### To do
Quote, without change, all of the lines that follow.

### Exercise material
####################
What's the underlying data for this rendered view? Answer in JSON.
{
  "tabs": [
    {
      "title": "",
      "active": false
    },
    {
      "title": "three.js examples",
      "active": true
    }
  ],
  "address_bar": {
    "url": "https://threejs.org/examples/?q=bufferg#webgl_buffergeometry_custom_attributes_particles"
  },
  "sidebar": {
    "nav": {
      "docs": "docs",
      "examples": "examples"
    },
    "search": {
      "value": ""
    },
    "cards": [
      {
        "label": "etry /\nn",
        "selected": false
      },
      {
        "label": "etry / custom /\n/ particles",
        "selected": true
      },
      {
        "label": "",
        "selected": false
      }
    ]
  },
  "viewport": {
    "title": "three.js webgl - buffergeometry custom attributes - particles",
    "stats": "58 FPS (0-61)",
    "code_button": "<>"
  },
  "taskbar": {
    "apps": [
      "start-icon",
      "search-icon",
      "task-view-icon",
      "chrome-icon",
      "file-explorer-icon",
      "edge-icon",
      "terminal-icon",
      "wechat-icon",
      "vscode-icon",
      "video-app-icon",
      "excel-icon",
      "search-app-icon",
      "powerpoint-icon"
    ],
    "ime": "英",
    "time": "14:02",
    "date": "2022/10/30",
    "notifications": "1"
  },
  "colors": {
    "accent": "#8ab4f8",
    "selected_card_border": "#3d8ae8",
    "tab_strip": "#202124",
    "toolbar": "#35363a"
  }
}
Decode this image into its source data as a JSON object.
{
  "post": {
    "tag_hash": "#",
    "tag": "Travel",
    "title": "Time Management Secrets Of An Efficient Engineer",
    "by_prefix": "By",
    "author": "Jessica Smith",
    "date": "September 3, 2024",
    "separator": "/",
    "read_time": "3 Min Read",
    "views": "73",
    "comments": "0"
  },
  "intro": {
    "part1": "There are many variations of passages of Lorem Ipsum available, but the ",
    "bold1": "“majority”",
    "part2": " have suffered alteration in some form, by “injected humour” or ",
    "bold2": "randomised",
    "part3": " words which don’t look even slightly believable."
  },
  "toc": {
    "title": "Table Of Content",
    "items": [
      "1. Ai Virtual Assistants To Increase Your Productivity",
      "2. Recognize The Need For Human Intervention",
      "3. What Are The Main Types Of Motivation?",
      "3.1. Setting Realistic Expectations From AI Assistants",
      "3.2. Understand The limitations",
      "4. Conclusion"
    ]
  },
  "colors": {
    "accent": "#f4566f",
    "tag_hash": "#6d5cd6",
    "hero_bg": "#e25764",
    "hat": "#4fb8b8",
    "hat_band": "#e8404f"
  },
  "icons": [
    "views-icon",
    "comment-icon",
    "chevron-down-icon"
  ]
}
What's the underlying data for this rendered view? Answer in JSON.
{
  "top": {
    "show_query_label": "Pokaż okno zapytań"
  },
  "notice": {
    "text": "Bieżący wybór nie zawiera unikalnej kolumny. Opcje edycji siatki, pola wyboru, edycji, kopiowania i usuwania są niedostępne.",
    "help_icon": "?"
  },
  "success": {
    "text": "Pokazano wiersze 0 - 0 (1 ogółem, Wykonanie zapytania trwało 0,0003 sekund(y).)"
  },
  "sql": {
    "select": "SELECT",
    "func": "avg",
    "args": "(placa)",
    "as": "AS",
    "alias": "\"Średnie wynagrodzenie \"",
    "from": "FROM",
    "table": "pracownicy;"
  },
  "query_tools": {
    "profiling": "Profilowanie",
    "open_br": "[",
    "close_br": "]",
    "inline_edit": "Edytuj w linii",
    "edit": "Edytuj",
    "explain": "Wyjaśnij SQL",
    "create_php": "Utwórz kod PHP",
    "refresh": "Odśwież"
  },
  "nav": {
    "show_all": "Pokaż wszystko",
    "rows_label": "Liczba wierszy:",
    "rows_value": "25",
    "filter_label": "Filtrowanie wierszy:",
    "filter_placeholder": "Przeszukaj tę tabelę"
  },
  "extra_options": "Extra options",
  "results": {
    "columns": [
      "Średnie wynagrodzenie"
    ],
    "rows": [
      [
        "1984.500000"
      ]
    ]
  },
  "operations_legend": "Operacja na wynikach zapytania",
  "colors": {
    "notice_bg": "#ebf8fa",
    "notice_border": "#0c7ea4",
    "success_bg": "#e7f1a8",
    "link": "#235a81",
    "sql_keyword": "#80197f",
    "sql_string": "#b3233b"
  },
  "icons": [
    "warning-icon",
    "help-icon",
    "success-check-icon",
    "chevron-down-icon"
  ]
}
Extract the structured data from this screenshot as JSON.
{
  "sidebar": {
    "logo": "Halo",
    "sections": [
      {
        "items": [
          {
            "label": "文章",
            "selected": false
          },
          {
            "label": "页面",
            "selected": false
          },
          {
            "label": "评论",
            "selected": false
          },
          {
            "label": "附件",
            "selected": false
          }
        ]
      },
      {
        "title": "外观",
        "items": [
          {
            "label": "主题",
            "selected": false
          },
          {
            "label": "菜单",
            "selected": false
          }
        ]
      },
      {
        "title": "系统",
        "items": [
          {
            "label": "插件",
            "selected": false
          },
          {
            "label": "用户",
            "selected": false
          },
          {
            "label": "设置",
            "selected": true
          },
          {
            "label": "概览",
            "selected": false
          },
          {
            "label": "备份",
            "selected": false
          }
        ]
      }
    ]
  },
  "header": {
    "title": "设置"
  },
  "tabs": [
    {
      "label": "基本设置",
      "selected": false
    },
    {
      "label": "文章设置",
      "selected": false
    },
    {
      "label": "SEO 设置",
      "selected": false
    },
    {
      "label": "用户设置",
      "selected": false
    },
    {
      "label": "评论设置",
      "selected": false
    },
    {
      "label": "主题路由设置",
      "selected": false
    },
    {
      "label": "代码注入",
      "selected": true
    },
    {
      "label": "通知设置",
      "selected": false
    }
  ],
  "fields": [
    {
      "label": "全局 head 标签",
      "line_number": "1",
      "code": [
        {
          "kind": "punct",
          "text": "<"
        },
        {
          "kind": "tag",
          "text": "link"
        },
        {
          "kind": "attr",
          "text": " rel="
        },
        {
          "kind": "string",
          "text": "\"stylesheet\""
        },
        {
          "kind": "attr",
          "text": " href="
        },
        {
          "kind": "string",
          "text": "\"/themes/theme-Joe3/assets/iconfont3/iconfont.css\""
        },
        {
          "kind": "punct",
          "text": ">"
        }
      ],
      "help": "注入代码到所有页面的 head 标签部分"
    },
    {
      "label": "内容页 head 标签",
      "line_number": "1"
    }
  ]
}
####################
### Result of the exercise
What's the underlying data for this rendered view? Answer in JSON.
{
  "tabs": [
    {
      "title": "",
      "active": false
    },
    {
      "title": "three.js examples",
      "active": true
    }
  ],
  "address_bar": {
    "url": "https://threejs.org/examples/?q=bufferg#webgl_buffergeometry_custom_attributes_particles"
  },
  "sidebar": {
    "nav": {
      "docs": "docs",
      "examples": "examples"
    },
    "search": {
      "value": ""
    },
    "cards": [
      {
        "label": "etry /\nn",
        "selected": false
      },
      {
        "label": "etry / custom /\n/ particles",
        "selected": true
      },
      {
        "label": "",
        "selected": false
      }
    ]
  },
  "viewport": {
    "title": "three.js webgl - buffergeometry custom attributes - particles",
    "stats": "58 FPS (0-61)",
    "code_button": "<>"
  },
  "taskbar": {
    "apps": [
      "start-icon",
      "search-icon",
      "task-view-icon",
      "chrome-icon",
      "file-explorer-icon",
      "edge-icon",
      "terminal-icon",
      "wechat-icon",
      "vscode-icon",
      "video-app-icon",
      "excel-icon",
      "search-app-icon",
      "powerpoint-icon"
    ],
    "ime": "英",
    "time": "14:02",
    "date": "2022/10/30",
    "notifications": "1"
  },
  "colors": {
    "accent": "#8ab4f8",
    "selected_card_border": "#3d8ae8",
    "tab_strip": "#202124",
    "toolbar": "#35363a"
  }
}
Decode this image into its source data as a JSON object.
{
  "post": {
    "tag_hash": "#",
    "tag": "Travel",
    "title": "Time Management Secrets Of An Efficient Engineer",
    "by_prefix": "By",
    "author": "Jessica Smith",
    "date": "September 3, 2024",
    "separator": "/",
    "read_time": "3 Min Read",
    "views": "73",
    "comments": "0"
  },
  "intro": {
    "part1": "There are many variations of passages of Lorem Ipsum available, but the ",
    "bold1": "“majority”",
    "part2": " have suffered alteration in some form, by “injected humour” or ",
    "bold2": "randomised",
    "part3": " words which don’t look even slightly believable."
  },
  "toc": {
    "title": "Table Of Content",
    "items": [
      "1. Ai Virtual Assistants To Increase Your Productivity",
      "2. Recognize The Need For Human Intervention",
      "3. What Are The Main Types Of Motivation?",
      "3.1. Setting Realistic Expectations From AI Assistants",
      "3.2. Understand The limitations",
      "4. Conclusion"
    ]
  },
  "colors": {
    "accent": "#f4566f",
    "tag_hash": "#6d5cd6",
    "hero_bg": "#e25764",
    "hat": "#4fb8b8",
    "hat_band": "#e8404f"
  },
  "icons": [
    "views-icon",
    "comment-icon",
    "chevron-down-icon"
  ]
}
What's the underlying data for this rendered view? Answer in JSON.
{
  "top": {
    "show_query_label": "Pokaż okno zapytań"
  },
  "notice": {
    "text": "Bieżący wybór nie zawiera unikalnej kolumny. Opcje edycji siatki, pola wyboru, edycji, kopiowania i usuwania są niedostępne.",
    "help_icon": "?"
  },
  "success": {
    "text": "Pokazano wiersze 0 - 0 (1 ogółem, Wykonanie zapytania trwało 0,0003 sekund(y).)"
  },
  "sql": {
    "select": "SELECT",
    "func": "avg",
    "args": "(placa)",
    "as": "AS",
    "alias": "\"Średnie wynagrodzenie \"",
    "from": "FROM",
    "table": "pracownicy;"
  },
  "query_tools": {
    "profiling": "Profilowanie",
    "open_br": "[",
    "close_br": "]",
    "inline_edit": "Edytuj w linii",
    "edit": "Edytuj",
    "explain": "Wyjaśnij SQL",
    "create_php": "Utwórz kod PHP",
    "refresh": "Odśwież"
  },
  "nav": {
    "show_all": "Pokaż wszystko",
    "rows_label": "Liczba wierszy:",
    "rows_value": "25",
    "filter_label": "Filtrowanie wierszy:",
    "filter_placeholder": "Przeszukaj tę tabelę"
  },
  "extra_options": "Extra options",
  "results": {
    "columns": [
      "Średnie wynagrodzenie"
    ],
    "rows": [
      [
        "1984.500000"
      ]
    ]
  },
  "operations_legend": "Operacja na wynikach zapytania",
  "colors": {
    "notice_bg": "#ebf8fa",
    "notice_border": "#0c7ea4",
    "success_bg": "#e7f1a8",
    "link": "#235a81",
    "sql_keyword": "#80197f",
    "sql_string": "#b3233b"
  },
  "icons": [
    "warning-icon",
    "help-icon",
    "success-check-icon",
    "chevron-down-icon"
  ]
}
Extract the structured data from this screenshot as JSON.
{
  "sidebar": {
    "logo": "Halo",
    "sections": [
      {
        "items": [
          {
            "label": "文章",
            "selected": false
          },
          {
            "label": "页面",
            "selected": false
          },
          {
            "label": "评论",
            "selected": false
          },
          {
            "label": "附件",
            "selected": false
          }
        ]
      },
      {
        "title": "外观",
        "items": [
          {
            "label": "主题",
            "selected": false
          },
          {
            "label": "菜单",
            "selected": false
          }
        ]
      },
      {
        "title": "系统",
        "items": [
          {
            "label": "插件",
            "selected": false
          },
          {
            "label": "用户",
            "selected": false
          },
          {
            "label": "设置",
            "selected": true
          },
          {
            "label": "概览",
            "selected": false
          },
          {
            "label": "备份",
            "selected": false
          }
        ]
      }
    ]
  },
  "header": {
    "title": "设置"
  },
  "tabs": [
    {
      "label": "基本设置",
      "selected": false
    },
    {
      "label": "文章设置",
      "selected": false
    },
    {
      "label": "SEO 设置",
      "selected": false
    },
    {
      "label": "用户设置",
      "selected": false
    },
    {
      "label": "评论设置",
      "selected": false
    },
    {
      "label": "主题路由设置",
      "selected": false
    },
    {
      "label": "代码注入",
      "selected": true
    },
    {
      "label": "通知设置",
      "selected": false
    }
  ],
  "fields": [
    {
      "label": "全局 head 标签",
      "line_number": "1",
      "code": [
        {
          "kind": "punct",
          "text": "<"
        },
        {
          "kind": "tag",
          "text": "link"
        },
        {
          "kind": "attr",
          "text": " rel="
        },
        {
          "kind": "string",
          "text": "\"stylesheet\""
        },
        {
          "kind": "attr",
          "text": " href="
        },
        {
          "kind": "string",
          "text": "\"/themes/theme-Joe3/assets/iconfont3/iconfont.css\""
        },
        {
          "kind": "punct",
          "text": ">"
        }
      ],
      "help": "注入代码到所有页面的 head 标签部分"
    },
    {
      "label": "内容页 head 标签",
      "line_number": "1"
    }
  ]
}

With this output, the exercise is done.